## TASK
Filter the entries and keep only the lines where the string "label" appears.

## SUPPLIED ENTRIES
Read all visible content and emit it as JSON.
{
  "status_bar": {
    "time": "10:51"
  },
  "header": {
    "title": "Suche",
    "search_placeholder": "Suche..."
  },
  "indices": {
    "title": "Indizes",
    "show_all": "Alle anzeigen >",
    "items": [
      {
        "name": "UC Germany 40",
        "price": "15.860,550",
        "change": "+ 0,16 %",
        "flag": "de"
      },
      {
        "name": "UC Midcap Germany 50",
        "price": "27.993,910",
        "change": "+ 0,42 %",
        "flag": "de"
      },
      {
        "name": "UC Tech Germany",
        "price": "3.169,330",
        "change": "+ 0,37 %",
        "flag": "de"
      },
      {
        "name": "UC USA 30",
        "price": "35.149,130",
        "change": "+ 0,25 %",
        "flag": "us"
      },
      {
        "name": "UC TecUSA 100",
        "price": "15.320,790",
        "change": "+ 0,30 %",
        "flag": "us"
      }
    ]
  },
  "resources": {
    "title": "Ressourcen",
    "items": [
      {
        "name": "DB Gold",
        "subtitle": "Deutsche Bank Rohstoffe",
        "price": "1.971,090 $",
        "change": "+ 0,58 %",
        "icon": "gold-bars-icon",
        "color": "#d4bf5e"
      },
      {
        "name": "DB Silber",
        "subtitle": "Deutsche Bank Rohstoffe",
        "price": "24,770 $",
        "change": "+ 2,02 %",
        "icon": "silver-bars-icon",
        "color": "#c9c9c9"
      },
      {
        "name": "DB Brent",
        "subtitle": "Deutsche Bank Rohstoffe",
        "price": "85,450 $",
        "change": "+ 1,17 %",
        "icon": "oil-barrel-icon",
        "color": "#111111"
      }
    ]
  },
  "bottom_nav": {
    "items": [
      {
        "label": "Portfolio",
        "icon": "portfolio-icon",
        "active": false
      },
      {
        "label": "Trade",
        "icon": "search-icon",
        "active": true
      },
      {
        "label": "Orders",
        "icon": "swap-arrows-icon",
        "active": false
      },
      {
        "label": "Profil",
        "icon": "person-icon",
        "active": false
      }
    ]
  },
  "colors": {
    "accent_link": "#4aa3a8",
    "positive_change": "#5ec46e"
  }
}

## COMPLETE ANSWER
        "label": "Portfolio",
        "label": "Trade",
        "label": "Orders",
        "label": "Profil",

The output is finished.